Omit all pictures. Copy the rest of the material exactly.

# Record list:
+++

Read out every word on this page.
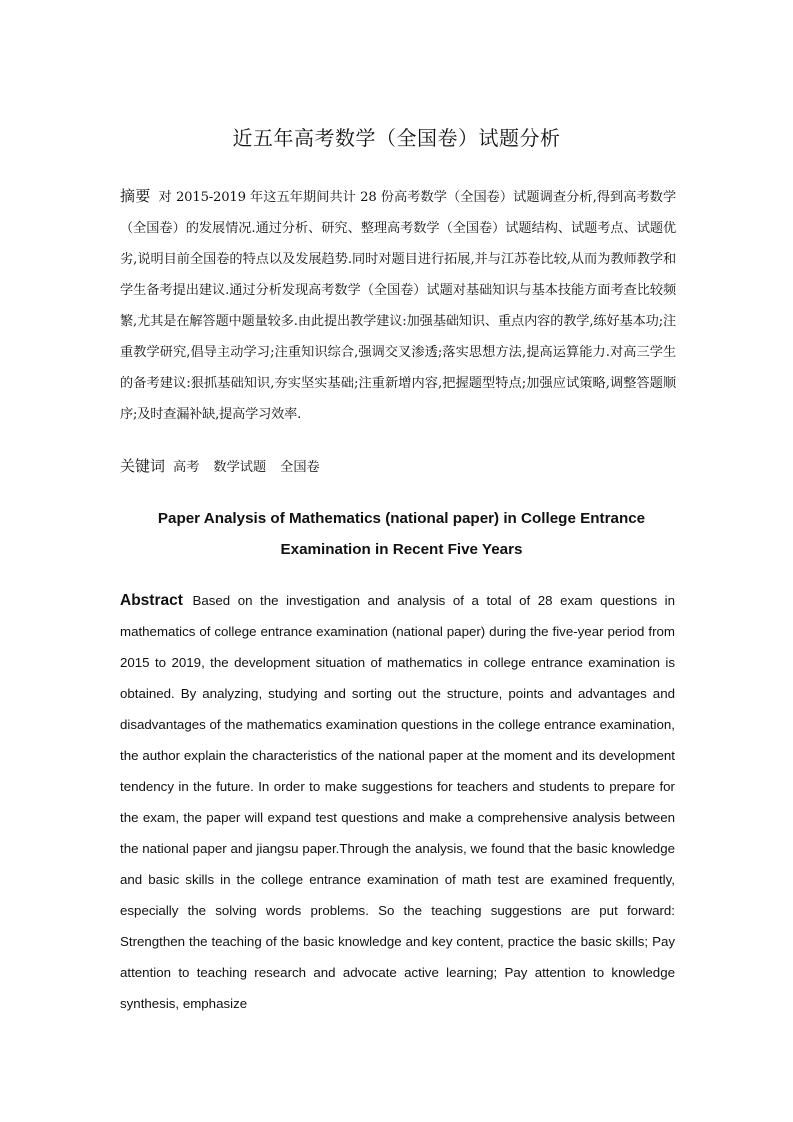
近五年高考数学（全国卷）试题分析
摘要 对 2015-2019 年这五年期间共计 28 份高考数学（全国卷）试题调查分析,得到高考数学（全国卷）的发展情况.通过分析、研究、整理高考数学（全国卷）试题结构、试题考点、试题优劣,说明目前全国卷的特点以及发展趋势.同时对题目进行拓展,并与江苏卷比较,从而为教师教学和学生备考提出建议.通过分析发现高考数学（全国卷）试题对基础知识与基本技能方面考查比较频繁,尤其是在解答题中题量较多.由此提出教学建议:加强基础知识、重点内容的教学,练好基本功;注重教学研究,倡导主动学习;注重知识综合,强调交叉渗透;落实思想方法,提高运算能力.对高三学生的备考建议:狠抓基础知识,夯实坚实基础;注重新增内容,把握题型特点;加强应试策略,调整答题顺序;及时查漏补缺,提高学习效率.
关键词 高考 数学试题 全国卷
Paper Analysis of Mathematics (national paper) in College Entrance Examination in Recent Five Years
Abstract Based on the investigation and analysis of a total of 28 exam questions in mathematics of college entrance examination (national paper) during the five-year period from 2015 to 2019, the development situation of mathematics in college entrance examination is obtained. By analyzing, studying and sorting out the structure, points and advantages and disadvantages of the mathematics examination questions in the college entrance examination, the author explain the characteristics of the national paper at the moment and its development tendency in the future. In order to make suggestions for teachers and students to prepare for the exam, the paper will expand test questions and make a comprehensive analysis between the national paper and jiangsu paper.Through the analysis, we found that the basic knowledge and basic skills in the college entrance examination of math test are examined frequently, especially the solving words problems. So the teaching suggestions are put forward: Strengthen the teaching of the basic knowledge and key content, practice the basic skills; Pay attention to teaching research and advocate active learning; Pay attention to knowledge synthesis, emphasize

+++

# Solution:
Read out every word on this page.
近五年高考数学（全国卷）试题分析
摘要 对 2015-2019 年这五年期间共计 28 份高考数学（全国卷）试题调查分析,得到高考数学（全国卷）的发展情况.通过分析、研究、整理高考数学（全国卷）试题结构、试题考点、试题优劣,说明目前全国卷的特点以及发展趋势.同时对题目进行拓展,并与江苏卷比较,从而为教师教学和学生备考提出建议.通过分析发现高考数学（全国卷）试题对基础知识与基本技能方面考查比较频繁,尤其是在解答题中题量较多.由此提出教学建议:加强基础知识、重点内容的教学,练好基本功;注重教学研究,倡导主动学习;注重知识综合,强调交叉渗透;落实思想方法,提高运算能力.对高三学生的备考建议:狠抓基础知识,夯实坚实基础;注重新增内容,把握题型特点;加强应试策略,调整答题顺序;及时查漏补缺,提高学习效率.
关键词 高考 数学试题 全国卷
Paper Analysis of Mathematics (national paper) in College Entrance Examination in Recent Five Years
Abstract Based on the investigation and analysis of a total of 28 exam questions in mathematics of college entrance examination (national paper) during the five-year period from 2015 to 2019, the development situation of mathematics in college entrance examination is obtained. By analyzing, studying and sorting out the structure, points and advantages and disadvantages of the mathematics examination questions in the college entrance examination, the author explain the characteristics of the national paper at the moment and its development tendency in the future. In order to make suggestions for teachers and students to prepare for the exam, the paper will expand test questions and make a comprehensive analysis between the national paper and jiangsu paper.Through the analysis, we found that the basic knowledge and basic skills in the college entrance examination of math test are examined frequently, especially the solving words problems. So the teaching suggestions are put forward: Strengthen the teaching of the basic knowledge and key content, practice the basic skills; Pay attention to teaching research and advocate active learning; Pay attention to knowledge synthesis, emphasize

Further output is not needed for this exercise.